● Your instructions
Reproduce every record exactly as it appears, but not the pictures.

* START Data for this exercise *

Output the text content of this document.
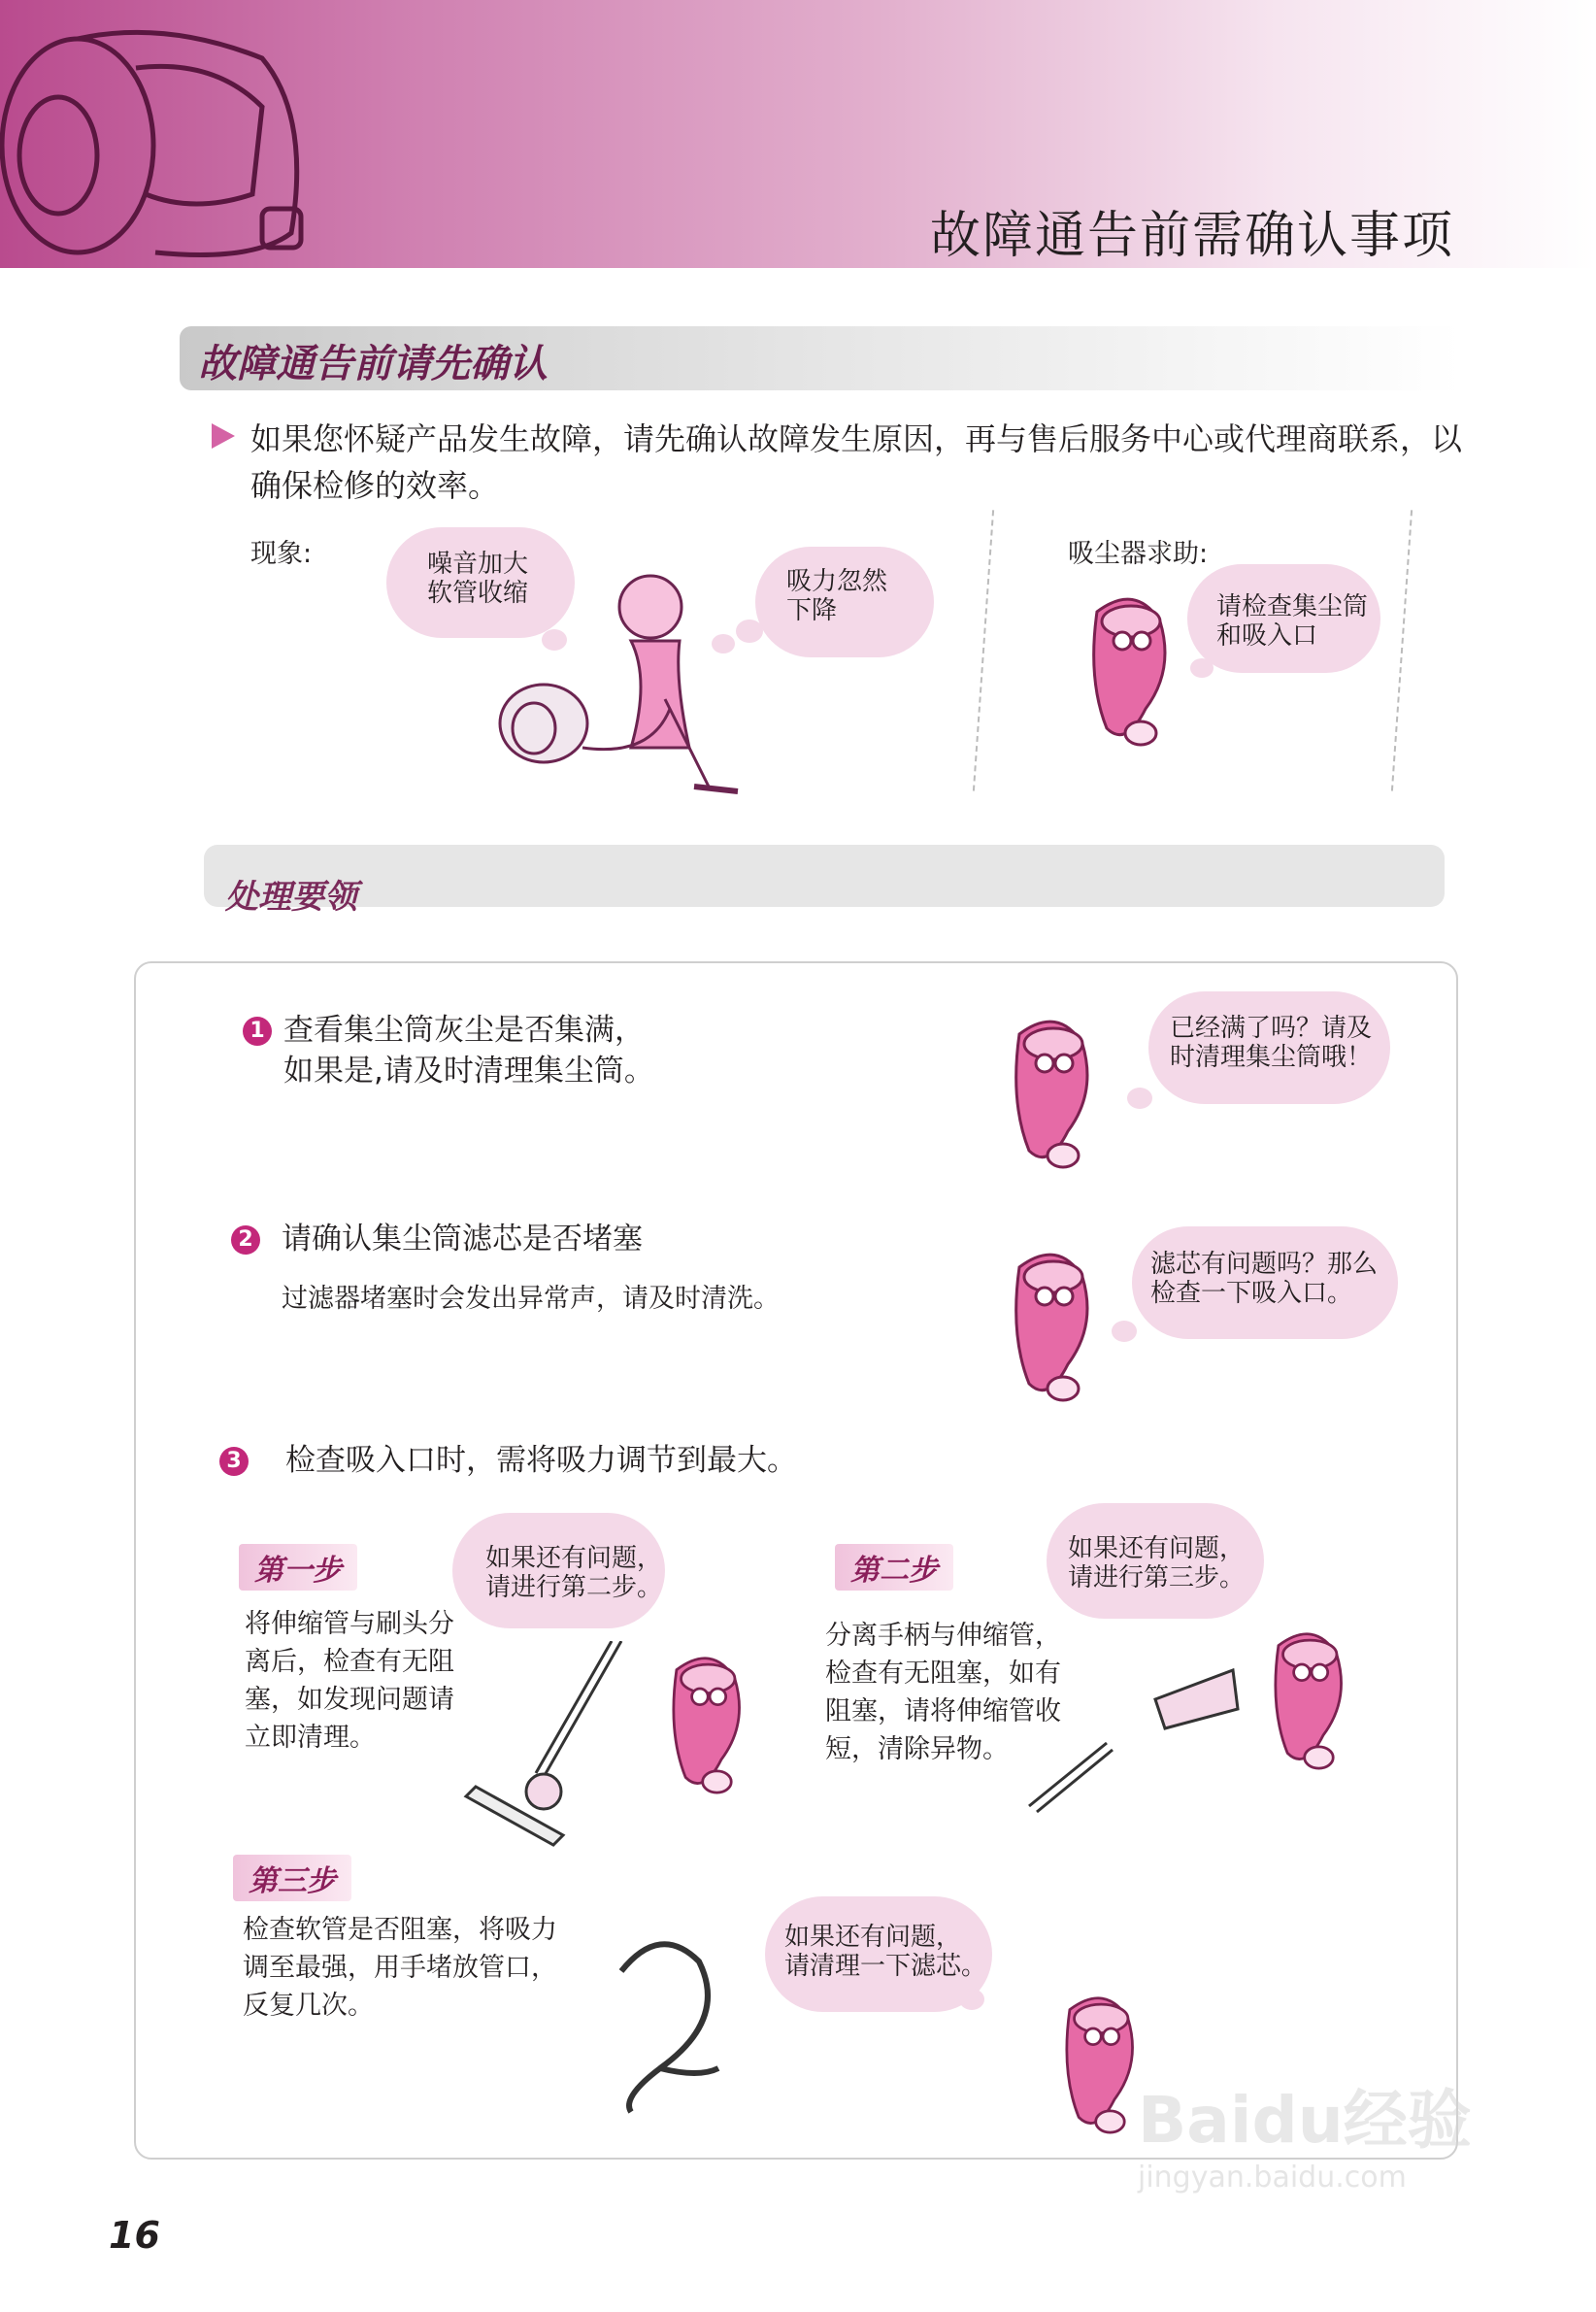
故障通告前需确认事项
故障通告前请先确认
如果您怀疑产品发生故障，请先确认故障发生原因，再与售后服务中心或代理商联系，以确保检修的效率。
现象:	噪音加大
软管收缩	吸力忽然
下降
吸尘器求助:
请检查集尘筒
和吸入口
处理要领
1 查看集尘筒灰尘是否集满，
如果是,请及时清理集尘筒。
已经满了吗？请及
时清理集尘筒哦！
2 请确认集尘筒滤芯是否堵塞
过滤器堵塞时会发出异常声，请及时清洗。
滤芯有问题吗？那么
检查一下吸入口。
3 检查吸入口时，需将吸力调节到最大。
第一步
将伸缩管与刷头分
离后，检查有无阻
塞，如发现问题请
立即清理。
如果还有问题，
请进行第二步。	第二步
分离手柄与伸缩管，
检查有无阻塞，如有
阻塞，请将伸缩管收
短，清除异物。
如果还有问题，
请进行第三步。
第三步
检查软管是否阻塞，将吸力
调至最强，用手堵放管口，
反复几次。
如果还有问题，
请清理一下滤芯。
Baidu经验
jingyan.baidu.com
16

* END Data for this exercise *

● Response to the task
Output the text content of this document.
故障通告前需确认事项
故障通告前请先确认
如果您怀疑产品发生故障，请先确认故障发生原因，再与售后服务中心或代理商联系，以确保检修的效率。
现象:	噪音加大
软管收缩	吸力忽然
下降
吸尘器求助:
请检查集尘筒
和吸入口
处理要领
1 查看集尘筒灰尘是否集满，
如果是,请及时清理集尘筒。
已经满了吗？请及
时清理集尘筒哦！
2 请确认集尘筒滤芯是否堵塞
过滤器堵塞时会发出异常声，请及时清洗。
滤芯有问题吗？那么
检查一下吸入口。
3 检查吸入口时，需将吸力调节到最大。
第一步
将伸缩管与刷头分
离后，检查有无阻
塞，如发现问题请
立即清理。
如果还有问题，
请进行第二步。	第二步
分离手柄与伸缩管，
检查有无阻塞，如有
阻塞，请将伸缩管收
短，清除异物。
如果还有问题，
请进行第三步。
第三步
检查软管是否阻塞，将吸力
调至最强，用手堵放管口，
反复几次。
如果还有问题，
请清理一下滤芯。
Baidu经验
jingyan.baidu.com
16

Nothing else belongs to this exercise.